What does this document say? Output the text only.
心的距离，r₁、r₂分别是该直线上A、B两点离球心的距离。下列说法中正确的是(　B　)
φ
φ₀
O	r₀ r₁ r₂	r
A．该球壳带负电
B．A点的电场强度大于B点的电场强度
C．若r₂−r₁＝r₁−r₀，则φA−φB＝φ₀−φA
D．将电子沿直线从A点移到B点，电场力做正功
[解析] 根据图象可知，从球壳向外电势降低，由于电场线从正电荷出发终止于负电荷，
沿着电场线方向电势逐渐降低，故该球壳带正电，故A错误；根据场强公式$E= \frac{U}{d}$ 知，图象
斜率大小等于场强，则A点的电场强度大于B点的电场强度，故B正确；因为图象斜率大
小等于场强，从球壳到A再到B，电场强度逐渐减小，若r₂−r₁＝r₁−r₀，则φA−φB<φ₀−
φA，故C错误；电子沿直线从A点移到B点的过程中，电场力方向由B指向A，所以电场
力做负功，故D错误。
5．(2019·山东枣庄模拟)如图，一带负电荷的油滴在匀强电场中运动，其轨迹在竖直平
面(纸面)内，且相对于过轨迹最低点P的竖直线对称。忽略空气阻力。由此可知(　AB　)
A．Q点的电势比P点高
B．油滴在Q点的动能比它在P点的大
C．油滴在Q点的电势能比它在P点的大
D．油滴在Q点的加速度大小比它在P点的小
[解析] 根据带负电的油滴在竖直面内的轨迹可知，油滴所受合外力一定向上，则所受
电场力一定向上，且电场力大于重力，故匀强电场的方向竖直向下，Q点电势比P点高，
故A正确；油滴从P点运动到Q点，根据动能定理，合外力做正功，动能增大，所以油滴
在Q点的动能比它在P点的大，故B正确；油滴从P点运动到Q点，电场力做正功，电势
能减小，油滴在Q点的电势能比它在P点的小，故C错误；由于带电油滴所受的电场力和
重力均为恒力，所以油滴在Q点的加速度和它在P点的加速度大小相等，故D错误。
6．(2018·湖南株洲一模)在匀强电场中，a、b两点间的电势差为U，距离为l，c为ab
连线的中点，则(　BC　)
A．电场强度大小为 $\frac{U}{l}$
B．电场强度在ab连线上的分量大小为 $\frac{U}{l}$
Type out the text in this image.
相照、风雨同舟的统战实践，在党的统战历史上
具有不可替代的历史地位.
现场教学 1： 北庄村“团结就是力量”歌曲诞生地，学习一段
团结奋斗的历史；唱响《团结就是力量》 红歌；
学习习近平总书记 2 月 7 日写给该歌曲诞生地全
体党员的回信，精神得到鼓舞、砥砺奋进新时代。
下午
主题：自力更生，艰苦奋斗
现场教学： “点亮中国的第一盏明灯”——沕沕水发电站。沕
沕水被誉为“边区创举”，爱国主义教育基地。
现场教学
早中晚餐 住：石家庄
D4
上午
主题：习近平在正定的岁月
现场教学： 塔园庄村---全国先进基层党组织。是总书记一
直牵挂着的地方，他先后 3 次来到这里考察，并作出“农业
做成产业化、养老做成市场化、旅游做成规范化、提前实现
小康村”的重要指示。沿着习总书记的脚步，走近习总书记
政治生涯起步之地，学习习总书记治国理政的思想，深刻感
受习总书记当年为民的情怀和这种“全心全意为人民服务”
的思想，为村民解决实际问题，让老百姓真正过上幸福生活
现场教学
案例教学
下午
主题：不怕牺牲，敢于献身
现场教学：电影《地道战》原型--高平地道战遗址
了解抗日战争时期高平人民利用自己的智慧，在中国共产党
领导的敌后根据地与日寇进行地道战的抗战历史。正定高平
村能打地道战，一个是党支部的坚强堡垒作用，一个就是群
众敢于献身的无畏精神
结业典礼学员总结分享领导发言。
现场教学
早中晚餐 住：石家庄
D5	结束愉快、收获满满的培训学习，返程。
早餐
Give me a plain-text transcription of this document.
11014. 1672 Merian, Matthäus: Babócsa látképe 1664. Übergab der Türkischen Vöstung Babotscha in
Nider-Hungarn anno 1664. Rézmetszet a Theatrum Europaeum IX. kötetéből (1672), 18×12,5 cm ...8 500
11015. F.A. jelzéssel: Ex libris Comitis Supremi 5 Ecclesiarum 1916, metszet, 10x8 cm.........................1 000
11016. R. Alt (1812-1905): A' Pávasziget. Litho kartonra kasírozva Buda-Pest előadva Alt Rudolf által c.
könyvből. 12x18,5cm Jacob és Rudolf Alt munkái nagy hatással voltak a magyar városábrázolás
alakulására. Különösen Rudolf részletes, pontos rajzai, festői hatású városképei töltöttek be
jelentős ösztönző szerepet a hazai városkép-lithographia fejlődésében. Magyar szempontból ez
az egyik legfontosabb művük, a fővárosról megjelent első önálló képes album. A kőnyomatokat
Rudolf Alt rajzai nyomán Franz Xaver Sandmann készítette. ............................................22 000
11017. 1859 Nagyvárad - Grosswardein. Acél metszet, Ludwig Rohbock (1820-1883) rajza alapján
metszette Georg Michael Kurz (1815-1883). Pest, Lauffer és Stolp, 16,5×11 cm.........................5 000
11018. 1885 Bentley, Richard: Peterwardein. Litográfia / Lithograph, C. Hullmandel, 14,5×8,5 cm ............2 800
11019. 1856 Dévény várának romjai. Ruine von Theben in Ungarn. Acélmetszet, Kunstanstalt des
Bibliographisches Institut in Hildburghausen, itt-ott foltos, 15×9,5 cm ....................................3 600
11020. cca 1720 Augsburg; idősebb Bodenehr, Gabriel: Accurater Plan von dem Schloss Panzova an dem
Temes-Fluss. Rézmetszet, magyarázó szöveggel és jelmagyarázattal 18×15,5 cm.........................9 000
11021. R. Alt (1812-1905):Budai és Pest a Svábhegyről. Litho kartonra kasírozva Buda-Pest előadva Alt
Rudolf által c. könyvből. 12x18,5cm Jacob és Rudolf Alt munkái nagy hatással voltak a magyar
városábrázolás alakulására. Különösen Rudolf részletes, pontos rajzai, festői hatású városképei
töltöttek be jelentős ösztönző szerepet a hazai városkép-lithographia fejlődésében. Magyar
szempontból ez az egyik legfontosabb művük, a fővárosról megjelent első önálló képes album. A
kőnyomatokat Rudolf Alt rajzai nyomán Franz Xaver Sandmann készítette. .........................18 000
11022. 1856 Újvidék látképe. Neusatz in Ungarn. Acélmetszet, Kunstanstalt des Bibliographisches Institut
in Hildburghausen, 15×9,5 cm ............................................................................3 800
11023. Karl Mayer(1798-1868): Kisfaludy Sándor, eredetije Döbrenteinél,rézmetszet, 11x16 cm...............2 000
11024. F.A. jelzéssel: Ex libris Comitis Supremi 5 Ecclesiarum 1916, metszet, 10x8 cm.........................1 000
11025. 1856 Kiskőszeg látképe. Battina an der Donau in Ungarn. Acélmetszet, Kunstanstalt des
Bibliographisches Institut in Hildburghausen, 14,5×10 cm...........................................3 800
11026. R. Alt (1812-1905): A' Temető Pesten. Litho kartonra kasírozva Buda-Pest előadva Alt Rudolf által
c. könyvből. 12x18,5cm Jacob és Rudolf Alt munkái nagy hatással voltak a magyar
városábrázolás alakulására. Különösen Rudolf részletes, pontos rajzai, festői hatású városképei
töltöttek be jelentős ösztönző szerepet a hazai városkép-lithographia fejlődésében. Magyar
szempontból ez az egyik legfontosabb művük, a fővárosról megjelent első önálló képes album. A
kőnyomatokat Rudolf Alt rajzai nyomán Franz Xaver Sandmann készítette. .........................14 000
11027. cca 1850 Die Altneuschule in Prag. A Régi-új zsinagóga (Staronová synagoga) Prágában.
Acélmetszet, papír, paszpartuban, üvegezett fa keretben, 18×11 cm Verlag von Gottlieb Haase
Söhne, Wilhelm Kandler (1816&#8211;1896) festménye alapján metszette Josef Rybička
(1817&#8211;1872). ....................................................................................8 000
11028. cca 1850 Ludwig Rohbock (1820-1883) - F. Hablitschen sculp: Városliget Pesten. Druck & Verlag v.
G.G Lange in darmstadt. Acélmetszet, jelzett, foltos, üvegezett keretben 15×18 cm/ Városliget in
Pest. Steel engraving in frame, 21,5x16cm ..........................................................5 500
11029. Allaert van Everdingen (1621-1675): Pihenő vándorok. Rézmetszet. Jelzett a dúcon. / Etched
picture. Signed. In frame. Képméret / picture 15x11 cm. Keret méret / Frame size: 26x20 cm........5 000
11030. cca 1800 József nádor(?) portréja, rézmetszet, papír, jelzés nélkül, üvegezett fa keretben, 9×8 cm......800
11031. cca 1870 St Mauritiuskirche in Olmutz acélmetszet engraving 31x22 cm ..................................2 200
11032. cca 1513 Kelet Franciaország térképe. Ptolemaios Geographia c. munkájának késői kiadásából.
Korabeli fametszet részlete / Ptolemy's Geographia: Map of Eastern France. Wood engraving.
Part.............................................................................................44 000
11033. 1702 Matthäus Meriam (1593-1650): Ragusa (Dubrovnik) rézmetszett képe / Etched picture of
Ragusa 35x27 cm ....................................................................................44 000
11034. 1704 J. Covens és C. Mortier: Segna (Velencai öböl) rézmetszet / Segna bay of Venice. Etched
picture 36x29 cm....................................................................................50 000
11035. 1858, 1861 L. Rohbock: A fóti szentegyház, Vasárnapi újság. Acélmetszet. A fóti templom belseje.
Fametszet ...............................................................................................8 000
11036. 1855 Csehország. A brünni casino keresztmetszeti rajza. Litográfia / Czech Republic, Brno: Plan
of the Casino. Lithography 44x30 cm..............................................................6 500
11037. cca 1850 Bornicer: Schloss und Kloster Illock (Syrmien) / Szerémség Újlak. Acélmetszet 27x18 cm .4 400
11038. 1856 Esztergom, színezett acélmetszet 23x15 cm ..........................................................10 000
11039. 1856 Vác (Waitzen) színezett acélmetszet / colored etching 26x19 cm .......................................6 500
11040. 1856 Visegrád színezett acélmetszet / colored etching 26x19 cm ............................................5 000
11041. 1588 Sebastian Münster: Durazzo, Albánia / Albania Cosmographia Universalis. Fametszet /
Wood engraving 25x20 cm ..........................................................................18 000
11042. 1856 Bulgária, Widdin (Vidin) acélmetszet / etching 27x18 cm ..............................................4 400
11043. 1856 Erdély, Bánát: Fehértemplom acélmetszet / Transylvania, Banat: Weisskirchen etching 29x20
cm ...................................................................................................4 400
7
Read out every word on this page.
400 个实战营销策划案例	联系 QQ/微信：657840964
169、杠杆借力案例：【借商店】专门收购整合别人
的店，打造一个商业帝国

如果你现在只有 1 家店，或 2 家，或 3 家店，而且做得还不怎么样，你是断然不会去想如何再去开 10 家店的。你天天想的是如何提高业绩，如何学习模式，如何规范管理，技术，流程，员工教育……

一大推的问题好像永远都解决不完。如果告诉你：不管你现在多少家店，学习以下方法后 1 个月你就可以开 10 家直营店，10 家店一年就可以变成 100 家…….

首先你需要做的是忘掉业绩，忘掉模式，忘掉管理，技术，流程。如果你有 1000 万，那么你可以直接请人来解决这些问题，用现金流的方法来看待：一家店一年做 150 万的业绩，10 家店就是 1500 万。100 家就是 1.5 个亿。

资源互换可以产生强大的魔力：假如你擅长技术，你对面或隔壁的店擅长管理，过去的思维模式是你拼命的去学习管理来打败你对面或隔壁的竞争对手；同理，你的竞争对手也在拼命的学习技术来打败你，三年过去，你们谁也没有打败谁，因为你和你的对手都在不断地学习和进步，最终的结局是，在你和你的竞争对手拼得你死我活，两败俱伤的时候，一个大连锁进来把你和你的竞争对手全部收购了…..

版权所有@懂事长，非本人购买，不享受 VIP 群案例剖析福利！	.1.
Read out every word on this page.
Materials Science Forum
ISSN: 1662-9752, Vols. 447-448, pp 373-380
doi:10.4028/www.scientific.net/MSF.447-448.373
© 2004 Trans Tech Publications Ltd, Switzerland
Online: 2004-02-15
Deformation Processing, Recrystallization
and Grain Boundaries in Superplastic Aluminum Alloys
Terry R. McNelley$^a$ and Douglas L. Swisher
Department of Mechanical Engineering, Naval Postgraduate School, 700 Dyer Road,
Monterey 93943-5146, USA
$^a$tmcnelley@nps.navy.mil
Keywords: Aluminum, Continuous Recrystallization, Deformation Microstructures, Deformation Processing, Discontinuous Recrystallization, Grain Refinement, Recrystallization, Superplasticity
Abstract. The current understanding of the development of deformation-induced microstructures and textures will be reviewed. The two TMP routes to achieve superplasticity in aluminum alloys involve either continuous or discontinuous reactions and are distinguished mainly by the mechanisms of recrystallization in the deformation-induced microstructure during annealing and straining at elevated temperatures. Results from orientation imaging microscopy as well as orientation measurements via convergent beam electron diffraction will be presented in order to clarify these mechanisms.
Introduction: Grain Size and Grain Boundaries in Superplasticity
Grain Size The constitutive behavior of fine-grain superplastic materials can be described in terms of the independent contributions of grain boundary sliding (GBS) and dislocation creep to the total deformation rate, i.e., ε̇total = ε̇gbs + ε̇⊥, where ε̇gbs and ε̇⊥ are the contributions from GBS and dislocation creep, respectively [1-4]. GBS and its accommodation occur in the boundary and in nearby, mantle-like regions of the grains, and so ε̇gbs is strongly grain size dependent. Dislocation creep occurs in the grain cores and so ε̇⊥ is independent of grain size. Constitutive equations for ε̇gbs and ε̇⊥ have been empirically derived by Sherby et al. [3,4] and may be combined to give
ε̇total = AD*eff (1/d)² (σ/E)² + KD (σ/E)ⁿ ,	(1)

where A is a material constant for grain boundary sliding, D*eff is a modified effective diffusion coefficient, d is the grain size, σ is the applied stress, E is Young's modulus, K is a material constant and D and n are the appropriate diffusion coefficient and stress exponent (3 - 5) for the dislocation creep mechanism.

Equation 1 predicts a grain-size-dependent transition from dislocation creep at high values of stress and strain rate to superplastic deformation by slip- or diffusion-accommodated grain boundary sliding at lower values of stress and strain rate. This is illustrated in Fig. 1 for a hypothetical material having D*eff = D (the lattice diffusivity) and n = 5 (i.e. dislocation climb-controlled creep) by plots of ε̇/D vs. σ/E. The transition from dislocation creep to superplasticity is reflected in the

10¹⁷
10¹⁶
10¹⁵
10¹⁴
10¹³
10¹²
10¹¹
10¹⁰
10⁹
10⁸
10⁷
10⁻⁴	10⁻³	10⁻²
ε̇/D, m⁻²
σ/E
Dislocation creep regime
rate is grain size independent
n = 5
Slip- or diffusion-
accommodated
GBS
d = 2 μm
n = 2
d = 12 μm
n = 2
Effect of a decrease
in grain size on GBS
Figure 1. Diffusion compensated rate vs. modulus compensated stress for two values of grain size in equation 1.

------------------------------------------------------------

Isolate each line of the listing above that includes "故D错误". Copy it.

Full solution =
力做负功，故D错误。
重力均为恒力，所以油滴在Q点的加速度和它在P点的加速度大小相等，故D错误。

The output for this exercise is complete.